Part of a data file
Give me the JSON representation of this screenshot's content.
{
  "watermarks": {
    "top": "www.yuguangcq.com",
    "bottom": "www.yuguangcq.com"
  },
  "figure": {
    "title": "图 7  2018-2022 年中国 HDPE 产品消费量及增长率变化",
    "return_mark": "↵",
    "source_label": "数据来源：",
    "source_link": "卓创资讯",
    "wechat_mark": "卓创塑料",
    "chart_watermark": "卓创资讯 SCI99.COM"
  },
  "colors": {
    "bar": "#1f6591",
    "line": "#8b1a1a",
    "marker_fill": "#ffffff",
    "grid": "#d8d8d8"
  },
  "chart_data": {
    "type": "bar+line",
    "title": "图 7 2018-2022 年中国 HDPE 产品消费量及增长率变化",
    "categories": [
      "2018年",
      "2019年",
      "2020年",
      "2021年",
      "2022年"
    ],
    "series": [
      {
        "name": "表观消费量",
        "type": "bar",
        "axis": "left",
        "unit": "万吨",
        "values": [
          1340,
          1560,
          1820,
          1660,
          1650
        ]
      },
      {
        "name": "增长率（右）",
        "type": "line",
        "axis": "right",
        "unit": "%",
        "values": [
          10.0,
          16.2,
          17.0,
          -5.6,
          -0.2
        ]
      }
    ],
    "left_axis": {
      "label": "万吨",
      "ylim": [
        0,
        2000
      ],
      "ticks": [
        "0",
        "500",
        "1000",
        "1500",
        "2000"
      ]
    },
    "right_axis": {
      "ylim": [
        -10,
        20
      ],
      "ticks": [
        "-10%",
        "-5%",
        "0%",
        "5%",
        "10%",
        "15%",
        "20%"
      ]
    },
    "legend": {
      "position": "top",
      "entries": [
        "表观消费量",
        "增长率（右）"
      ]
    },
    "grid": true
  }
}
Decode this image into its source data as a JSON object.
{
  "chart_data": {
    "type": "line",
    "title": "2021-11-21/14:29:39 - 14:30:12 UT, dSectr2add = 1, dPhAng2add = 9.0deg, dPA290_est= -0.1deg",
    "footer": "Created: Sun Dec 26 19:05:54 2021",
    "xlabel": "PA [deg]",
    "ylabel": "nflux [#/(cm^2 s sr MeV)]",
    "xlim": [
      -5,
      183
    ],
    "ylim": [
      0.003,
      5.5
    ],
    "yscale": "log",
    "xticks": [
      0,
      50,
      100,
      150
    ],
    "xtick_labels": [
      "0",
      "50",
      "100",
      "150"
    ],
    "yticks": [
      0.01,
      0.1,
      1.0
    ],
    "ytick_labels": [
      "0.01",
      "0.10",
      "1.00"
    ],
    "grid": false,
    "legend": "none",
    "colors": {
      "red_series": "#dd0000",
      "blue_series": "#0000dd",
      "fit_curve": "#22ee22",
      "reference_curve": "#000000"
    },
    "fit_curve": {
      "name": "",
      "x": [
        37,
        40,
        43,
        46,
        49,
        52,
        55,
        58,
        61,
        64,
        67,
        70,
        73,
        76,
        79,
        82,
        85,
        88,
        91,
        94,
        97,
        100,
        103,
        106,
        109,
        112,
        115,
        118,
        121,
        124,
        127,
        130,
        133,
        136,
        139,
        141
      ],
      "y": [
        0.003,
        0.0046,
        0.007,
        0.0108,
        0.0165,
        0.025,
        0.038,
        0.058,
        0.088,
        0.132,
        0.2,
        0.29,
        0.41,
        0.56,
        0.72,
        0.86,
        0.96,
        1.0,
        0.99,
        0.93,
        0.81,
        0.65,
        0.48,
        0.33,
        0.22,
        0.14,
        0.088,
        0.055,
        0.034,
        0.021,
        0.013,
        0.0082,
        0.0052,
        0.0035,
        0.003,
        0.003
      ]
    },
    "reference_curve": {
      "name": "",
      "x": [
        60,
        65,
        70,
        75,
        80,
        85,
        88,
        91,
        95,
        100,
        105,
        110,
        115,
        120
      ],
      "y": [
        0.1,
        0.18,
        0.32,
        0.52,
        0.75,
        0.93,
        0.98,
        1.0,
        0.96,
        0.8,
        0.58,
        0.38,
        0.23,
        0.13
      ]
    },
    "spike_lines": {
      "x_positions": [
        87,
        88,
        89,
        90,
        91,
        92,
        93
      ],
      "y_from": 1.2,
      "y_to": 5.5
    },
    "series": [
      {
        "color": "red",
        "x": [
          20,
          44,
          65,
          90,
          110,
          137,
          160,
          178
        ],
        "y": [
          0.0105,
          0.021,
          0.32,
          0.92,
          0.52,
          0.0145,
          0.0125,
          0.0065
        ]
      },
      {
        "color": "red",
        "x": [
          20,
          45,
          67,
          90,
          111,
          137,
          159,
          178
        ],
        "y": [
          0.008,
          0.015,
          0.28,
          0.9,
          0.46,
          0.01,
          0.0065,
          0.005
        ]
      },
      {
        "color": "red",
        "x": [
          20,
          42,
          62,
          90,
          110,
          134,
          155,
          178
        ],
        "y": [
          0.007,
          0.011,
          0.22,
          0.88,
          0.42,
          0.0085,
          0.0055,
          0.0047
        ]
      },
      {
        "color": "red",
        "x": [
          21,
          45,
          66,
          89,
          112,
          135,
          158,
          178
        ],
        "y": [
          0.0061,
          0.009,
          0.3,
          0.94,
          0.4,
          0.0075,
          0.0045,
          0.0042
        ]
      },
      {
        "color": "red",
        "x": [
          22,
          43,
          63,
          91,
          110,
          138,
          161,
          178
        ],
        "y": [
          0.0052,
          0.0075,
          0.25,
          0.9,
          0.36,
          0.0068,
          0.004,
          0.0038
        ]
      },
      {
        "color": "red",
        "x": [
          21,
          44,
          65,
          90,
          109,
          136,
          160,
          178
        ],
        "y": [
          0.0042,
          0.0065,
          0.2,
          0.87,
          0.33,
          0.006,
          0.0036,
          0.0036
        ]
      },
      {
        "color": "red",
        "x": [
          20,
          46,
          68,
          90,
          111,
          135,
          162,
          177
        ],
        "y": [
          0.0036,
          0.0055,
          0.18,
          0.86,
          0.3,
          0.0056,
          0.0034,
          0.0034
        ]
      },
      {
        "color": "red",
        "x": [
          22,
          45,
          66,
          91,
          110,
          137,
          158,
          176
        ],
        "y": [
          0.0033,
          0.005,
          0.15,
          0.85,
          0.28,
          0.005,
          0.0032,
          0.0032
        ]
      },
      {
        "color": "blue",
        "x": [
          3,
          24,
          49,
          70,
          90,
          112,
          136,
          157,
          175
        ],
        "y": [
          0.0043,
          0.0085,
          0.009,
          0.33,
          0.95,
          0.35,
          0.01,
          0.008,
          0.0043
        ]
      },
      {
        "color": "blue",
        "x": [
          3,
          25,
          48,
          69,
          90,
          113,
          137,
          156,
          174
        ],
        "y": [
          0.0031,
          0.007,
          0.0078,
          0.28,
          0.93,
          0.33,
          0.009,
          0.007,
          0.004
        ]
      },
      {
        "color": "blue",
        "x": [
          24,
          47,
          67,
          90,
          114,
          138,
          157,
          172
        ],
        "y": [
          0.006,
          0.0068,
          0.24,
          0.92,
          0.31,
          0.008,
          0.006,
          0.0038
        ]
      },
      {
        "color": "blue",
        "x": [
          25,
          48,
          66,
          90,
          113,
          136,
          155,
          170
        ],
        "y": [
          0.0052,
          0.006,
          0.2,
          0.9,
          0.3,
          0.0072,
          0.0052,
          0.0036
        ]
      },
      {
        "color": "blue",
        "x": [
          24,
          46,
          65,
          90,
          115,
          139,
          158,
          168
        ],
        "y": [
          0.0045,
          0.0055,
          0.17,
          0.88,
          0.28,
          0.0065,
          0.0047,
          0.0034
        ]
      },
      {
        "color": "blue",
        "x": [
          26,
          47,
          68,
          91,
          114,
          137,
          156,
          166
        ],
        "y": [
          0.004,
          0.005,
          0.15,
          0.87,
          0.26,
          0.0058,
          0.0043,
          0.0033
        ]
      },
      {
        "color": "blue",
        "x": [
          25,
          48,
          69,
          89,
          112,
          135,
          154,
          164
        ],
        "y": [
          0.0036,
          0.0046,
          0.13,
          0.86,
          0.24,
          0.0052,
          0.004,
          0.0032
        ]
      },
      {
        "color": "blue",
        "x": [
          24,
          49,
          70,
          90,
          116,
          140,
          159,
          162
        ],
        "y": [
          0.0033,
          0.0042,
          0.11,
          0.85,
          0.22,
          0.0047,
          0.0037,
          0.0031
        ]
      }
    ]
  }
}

Request – Identify every line above with the string "title" in it. Copy those lines.

Task response –
    "title": "图 7  2018-2022 年中国 HDPE 产品消费量及增长率变化",
    "title": "图 7 2018-2022 年中国 HDPE 产品消费量及增长率变化",
    "title": "2021-11-21/14:29:39 - 14:30:12 UT, dSectr2add = 1, dPhAng2add = 9.0deg, dPA290_est= -0.1deg",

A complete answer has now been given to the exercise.